### WHAT IS NEEDED:
Gather up every line from the entries below that uses the word "Thriller".

Raw records
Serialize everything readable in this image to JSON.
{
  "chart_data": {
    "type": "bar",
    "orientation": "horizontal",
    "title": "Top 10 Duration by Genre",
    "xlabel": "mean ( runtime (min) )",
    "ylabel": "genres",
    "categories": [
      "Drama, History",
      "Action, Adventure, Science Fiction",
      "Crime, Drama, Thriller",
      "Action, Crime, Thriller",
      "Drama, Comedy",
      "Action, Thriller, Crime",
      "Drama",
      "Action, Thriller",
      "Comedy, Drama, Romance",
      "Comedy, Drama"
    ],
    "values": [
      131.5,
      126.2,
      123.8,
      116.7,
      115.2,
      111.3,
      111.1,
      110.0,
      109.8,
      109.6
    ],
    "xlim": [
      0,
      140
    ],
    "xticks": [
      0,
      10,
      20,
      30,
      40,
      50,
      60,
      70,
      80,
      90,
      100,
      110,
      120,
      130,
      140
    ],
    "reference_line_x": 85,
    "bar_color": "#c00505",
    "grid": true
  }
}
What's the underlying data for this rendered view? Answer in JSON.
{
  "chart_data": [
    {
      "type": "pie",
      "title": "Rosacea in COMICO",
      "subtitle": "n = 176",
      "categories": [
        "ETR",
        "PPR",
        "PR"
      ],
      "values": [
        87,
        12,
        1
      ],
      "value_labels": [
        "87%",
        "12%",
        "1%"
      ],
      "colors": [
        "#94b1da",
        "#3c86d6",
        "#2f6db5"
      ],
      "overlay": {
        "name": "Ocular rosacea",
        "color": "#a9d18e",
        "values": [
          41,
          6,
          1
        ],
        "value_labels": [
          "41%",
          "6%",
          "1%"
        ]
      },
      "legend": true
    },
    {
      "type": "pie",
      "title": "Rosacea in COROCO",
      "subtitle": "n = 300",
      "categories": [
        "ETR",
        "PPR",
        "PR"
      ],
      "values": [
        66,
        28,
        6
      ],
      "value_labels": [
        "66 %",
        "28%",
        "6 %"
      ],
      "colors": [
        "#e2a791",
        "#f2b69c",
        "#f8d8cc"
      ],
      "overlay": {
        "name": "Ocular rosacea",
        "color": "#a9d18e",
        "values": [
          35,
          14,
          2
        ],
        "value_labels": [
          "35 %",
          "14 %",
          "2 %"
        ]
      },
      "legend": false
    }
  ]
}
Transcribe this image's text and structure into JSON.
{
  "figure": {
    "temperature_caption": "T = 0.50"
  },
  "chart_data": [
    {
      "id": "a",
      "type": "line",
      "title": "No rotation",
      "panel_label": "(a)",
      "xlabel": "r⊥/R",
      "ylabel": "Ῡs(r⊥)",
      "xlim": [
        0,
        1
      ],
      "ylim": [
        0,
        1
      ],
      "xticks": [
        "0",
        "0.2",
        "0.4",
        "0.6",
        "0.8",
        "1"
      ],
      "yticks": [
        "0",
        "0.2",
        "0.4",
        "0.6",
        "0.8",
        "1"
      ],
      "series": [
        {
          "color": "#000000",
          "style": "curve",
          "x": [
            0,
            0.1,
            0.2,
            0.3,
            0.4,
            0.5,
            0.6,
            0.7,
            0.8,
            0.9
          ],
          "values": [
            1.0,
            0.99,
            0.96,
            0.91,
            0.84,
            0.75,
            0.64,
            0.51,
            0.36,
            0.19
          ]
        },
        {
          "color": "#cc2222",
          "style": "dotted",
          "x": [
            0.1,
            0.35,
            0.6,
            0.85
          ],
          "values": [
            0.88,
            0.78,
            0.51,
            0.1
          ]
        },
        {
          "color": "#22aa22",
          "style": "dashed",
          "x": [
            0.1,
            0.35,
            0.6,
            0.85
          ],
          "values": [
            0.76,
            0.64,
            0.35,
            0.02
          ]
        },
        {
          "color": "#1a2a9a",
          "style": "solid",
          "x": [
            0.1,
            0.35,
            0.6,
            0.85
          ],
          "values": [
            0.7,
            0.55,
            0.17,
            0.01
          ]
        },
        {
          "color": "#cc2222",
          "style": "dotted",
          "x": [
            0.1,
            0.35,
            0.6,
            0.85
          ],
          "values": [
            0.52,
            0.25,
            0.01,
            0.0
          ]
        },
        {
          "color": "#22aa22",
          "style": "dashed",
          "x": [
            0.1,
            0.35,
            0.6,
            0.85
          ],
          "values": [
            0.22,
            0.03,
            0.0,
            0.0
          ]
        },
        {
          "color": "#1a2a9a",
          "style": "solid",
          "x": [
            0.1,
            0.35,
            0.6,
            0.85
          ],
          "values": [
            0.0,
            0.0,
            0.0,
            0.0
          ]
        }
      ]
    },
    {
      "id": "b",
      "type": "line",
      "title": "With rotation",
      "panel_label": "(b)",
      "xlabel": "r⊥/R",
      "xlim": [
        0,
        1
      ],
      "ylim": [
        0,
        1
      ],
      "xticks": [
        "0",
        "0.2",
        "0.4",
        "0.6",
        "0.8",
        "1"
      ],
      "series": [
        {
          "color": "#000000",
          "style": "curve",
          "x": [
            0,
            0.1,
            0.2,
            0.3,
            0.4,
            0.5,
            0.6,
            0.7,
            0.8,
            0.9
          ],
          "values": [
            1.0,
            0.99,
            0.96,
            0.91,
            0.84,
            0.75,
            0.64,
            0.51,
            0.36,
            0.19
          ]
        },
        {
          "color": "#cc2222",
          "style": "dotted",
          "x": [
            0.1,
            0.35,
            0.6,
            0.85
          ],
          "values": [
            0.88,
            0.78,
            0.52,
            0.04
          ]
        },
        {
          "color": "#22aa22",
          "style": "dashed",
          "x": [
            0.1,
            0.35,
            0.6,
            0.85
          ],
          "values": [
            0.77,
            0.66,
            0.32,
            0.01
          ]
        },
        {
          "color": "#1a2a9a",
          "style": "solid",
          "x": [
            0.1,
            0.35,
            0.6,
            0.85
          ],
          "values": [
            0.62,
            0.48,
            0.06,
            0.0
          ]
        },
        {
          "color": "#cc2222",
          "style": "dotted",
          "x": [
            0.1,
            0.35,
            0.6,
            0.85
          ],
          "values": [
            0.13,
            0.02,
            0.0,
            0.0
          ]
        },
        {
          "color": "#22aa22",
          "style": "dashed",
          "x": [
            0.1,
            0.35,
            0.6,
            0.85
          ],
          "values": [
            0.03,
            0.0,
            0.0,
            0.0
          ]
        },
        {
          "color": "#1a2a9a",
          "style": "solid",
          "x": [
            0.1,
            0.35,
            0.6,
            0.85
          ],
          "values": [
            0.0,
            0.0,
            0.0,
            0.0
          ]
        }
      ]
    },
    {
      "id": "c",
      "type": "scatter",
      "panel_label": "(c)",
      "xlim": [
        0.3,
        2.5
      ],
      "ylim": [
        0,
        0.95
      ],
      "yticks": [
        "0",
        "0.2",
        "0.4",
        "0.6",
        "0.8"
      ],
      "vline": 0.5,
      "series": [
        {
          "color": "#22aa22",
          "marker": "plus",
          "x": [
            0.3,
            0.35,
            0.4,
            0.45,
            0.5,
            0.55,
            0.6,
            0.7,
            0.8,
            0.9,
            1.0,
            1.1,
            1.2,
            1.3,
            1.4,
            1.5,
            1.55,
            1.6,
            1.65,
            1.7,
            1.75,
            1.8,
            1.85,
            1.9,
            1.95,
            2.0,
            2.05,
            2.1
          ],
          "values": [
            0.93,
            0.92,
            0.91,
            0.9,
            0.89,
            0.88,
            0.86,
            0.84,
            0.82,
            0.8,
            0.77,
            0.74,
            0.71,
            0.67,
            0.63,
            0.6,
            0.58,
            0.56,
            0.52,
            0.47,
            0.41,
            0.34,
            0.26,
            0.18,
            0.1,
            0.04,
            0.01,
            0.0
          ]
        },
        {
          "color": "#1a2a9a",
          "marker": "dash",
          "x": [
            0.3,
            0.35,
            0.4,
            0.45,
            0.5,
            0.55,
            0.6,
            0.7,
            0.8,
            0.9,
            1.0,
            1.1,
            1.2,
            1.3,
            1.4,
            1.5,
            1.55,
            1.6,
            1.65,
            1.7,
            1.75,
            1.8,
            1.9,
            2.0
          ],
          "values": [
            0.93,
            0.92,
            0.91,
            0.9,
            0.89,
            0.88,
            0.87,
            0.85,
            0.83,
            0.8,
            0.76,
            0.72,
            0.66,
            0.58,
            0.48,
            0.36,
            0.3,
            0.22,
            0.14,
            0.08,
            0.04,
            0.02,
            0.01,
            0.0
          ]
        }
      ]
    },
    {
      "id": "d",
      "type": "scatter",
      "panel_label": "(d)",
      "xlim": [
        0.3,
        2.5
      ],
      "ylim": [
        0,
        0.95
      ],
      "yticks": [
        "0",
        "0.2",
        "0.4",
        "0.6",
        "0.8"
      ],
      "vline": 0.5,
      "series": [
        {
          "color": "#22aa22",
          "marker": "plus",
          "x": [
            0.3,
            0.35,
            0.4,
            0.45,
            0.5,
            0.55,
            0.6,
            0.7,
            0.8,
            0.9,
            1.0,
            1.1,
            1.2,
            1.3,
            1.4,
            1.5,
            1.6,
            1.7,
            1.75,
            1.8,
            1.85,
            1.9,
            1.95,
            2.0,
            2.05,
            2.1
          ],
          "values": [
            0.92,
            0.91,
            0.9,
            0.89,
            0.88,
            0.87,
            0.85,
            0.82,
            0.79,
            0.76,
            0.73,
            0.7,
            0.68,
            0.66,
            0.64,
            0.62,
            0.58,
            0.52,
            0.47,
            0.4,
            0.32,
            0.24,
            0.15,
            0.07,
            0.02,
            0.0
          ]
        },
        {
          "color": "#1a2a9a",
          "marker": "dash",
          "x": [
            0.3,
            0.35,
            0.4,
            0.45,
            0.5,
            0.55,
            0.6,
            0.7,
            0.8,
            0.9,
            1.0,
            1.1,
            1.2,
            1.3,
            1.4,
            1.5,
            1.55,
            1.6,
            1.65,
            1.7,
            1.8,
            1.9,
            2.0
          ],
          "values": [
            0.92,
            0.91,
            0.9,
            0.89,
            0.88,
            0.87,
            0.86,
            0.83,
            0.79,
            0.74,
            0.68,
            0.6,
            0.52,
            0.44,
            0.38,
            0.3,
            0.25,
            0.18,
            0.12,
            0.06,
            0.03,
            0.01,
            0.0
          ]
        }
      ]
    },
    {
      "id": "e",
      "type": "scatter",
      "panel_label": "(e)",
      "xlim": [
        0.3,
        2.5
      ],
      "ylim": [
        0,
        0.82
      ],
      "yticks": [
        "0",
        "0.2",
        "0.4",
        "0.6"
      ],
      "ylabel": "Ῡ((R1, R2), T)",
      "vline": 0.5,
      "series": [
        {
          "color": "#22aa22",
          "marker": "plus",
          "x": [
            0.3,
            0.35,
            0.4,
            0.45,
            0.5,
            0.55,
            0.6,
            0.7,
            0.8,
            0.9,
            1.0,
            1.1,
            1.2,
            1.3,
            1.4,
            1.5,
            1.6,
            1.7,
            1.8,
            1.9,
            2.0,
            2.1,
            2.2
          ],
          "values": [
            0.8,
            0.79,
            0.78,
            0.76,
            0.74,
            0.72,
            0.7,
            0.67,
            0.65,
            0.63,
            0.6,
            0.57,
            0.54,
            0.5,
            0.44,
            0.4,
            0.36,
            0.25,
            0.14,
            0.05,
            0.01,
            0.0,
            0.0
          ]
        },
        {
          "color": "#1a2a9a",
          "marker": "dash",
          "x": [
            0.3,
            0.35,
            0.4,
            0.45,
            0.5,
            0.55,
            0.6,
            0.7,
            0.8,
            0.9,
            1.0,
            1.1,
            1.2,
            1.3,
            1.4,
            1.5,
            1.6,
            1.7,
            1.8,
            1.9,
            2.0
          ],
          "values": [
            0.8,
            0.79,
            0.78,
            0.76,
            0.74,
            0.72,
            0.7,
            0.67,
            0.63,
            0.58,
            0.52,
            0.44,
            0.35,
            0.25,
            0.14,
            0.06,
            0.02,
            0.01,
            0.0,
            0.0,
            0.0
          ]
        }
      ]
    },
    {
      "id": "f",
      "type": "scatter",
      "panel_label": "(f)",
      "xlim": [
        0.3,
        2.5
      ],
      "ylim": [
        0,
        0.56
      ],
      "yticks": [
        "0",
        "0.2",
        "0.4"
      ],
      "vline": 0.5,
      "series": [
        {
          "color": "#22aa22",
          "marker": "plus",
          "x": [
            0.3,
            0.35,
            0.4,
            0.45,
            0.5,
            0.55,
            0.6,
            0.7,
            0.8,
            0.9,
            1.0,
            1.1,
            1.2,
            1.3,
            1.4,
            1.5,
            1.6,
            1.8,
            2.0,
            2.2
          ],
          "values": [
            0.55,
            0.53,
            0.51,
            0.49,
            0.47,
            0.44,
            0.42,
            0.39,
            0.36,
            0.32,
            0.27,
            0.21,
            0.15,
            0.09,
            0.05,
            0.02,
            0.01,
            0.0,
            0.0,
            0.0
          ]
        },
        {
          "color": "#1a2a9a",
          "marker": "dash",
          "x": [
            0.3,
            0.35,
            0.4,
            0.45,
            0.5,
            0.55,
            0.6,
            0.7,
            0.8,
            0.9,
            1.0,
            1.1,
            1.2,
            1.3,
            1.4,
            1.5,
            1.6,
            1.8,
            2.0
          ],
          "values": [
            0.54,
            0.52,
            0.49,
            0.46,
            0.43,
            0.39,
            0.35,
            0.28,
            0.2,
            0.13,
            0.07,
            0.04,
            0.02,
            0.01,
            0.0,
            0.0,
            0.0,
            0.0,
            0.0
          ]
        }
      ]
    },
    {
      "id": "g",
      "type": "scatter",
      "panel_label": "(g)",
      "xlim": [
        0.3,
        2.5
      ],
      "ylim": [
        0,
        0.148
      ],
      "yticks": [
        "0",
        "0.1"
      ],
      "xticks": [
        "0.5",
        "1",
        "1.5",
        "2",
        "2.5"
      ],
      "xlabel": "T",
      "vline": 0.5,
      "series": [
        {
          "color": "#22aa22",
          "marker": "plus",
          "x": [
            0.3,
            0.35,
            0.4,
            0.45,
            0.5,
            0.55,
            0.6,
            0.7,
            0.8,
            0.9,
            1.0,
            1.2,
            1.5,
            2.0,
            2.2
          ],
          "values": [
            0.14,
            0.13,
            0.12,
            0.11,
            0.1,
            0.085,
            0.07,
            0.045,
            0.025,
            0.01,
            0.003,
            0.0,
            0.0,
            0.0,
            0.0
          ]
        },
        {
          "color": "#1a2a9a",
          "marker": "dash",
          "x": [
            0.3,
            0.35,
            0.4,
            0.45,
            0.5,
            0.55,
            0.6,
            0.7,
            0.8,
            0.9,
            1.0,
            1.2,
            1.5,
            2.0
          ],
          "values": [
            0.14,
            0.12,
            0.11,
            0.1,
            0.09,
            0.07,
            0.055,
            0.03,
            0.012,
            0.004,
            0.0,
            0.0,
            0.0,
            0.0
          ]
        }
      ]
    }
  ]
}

### WRITTEN RESPONSE:
      "Crime, Drama, Thriller",
      "Action, Crime, Thriller",
      "Action, Thriller, Crime",
      "Action, Thriller",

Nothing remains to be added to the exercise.